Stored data

>> Begin

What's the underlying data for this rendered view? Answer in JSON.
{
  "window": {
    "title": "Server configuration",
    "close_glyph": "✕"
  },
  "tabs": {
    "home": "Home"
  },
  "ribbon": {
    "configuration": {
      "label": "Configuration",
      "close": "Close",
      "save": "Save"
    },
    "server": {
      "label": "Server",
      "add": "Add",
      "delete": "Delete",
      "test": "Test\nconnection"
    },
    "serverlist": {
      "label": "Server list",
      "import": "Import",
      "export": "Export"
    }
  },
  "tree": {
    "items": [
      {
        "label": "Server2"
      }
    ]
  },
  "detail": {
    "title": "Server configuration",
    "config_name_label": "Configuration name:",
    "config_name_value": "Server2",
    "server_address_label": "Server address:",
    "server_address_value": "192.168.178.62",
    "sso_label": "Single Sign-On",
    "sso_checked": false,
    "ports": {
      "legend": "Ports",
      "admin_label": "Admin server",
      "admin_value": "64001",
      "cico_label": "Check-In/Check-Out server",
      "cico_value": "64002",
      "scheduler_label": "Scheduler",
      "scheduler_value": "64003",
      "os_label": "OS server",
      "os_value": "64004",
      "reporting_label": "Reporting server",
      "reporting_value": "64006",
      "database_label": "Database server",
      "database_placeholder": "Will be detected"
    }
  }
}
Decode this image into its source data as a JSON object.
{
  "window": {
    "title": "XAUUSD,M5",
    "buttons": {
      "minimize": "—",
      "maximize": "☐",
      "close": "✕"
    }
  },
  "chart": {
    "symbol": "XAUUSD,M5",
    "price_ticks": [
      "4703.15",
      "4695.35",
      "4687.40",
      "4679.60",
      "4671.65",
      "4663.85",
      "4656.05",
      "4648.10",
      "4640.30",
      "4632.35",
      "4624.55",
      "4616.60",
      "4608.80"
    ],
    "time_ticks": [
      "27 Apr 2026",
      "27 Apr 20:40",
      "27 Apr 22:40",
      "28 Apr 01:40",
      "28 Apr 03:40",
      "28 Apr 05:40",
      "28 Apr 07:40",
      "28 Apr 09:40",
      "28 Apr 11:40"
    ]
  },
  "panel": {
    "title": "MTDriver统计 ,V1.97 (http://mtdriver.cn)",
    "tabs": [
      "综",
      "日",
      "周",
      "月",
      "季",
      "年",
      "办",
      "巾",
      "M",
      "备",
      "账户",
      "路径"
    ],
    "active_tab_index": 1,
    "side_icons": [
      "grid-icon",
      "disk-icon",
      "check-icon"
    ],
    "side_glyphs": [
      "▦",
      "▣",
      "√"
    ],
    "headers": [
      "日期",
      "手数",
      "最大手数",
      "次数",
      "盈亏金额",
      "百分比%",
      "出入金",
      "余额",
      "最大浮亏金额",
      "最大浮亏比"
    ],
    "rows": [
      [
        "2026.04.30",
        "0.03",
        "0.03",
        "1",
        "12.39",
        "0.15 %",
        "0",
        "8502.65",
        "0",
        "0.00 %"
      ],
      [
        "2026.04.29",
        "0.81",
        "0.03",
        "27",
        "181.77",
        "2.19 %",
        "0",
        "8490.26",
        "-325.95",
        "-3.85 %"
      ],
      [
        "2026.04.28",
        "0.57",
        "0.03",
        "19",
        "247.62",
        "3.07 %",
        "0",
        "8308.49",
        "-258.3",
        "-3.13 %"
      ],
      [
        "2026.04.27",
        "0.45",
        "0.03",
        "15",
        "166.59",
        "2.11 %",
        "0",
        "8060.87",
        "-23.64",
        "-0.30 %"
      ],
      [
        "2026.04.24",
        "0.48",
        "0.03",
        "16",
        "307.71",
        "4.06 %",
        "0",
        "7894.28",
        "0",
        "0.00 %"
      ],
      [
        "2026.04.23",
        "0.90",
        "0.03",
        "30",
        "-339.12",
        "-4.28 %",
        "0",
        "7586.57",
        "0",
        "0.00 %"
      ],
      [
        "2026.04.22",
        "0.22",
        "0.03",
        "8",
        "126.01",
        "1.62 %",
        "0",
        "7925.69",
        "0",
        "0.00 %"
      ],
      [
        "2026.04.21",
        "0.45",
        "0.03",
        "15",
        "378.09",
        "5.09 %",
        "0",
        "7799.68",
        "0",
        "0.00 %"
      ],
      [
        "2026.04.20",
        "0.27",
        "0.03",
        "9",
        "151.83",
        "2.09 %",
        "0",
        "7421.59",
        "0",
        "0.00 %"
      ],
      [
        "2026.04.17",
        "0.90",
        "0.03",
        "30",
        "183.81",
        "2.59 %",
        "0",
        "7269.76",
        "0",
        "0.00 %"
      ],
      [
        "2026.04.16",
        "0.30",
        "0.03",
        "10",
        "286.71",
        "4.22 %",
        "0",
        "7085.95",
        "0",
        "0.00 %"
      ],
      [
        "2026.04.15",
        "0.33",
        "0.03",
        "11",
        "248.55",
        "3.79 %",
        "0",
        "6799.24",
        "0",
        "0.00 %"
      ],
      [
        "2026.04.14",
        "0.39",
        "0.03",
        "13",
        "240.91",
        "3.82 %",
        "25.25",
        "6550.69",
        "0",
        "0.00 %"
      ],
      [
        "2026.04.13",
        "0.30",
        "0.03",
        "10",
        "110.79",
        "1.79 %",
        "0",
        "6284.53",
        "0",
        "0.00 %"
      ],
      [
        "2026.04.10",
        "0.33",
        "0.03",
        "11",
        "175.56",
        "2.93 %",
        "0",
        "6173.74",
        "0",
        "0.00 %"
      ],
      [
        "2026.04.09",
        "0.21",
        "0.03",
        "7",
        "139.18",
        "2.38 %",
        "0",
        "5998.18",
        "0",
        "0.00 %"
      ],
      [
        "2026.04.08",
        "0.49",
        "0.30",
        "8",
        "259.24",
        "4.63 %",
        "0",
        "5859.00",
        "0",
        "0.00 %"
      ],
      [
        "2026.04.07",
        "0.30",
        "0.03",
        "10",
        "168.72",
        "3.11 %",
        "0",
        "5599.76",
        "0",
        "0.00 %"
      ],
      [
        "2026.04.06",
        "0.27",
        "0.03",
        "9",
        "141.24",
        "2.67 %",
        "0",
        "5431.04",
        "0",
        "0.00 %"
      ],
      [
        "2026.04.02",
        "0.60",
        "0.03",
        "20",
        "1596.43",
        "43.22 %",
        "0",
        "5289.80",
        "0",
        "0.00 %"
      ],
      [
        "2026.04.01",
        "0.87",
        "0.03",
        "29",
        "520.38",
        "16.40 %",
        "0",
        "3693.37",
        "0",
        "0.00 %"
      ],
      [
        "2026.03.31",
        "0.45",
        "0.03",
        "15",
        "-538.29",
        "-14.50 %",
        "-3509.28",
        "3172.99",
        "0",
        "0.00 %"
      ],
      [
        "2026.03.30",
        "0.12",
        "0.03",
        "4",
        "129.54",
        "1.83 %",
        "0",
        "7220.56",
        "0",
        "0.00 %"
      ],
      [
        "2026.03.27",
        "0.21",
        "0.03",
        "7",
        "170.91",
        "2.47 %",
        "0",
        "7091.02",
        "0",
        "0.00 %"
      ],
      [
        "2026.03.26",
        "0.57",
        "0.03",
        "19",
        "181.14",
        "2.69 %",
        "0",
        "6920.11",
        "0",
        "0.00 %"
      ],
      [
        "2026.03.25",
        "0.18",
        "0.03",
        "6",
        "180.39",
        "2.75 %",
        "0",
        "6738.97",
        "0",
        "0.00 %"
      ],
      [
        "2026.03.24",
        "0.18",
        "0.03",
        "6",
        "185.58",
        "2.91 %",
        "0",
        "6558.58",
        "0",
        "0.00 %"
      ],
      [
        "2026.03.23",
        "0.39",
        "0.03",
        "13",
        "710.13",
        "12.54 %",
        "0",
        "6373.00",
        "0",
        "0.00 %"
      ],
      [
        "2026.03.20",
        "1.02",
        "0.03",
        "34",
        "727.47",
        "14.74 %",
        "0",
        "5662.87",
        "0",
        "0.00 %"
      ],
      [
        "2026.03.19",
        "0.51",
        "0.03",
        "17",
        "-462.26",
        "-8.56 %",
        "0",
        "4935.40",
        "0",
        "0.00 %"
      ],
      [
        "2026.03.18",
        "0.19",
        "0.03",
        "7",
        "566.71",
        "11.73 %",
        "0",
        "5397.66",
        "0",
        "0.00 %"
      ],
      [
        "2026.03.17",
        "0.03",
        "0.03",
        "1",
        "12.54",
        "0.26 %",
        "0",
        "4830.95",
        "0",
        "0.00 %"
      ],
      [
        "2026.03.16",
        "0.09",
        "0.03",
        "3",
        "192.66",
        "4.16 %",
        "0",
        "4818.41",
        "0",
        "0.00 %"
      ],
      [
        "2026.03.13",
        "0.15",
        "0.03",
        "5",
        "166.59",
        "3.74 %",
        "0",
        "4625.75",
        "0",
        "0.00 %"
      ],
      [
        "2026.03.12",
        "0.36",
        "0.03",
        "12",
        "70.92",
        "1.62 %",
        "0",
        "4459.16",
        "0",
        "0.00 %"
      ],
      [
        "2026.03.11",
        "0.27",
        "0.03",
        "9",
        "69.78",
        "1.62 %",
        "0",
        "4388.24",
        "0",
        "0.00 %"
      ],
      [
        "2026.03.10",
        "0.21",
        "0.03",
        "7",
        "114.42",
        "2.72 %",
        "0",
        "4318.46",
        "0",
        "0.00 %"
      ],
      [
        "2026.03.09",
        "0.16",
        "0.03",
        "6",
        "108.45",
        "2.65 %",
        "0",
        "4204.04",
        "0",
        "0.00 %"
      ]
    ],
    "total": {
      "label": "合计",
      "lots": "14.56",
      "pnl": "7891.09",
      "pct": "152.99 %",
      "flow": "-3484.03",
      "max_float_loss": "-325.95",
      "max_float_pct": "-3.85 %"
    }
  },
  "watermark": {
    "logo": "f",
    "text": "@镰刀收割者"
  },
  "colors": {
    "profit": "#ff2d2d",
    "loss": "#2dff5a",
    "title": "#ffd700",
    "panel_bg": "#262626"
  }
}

>> End

PROBLEM STATEMENT. Copy out each line of the listing that holds "title".

RESPONSE BELOW.
    "title": "Server configuration",
    "title": "Server configuration",
    "title": "XAUUSD,M5",
    "title": "MTDriver统计 ,V1.97 (http://mtdriver.cn)",
    "title": "#ffd700",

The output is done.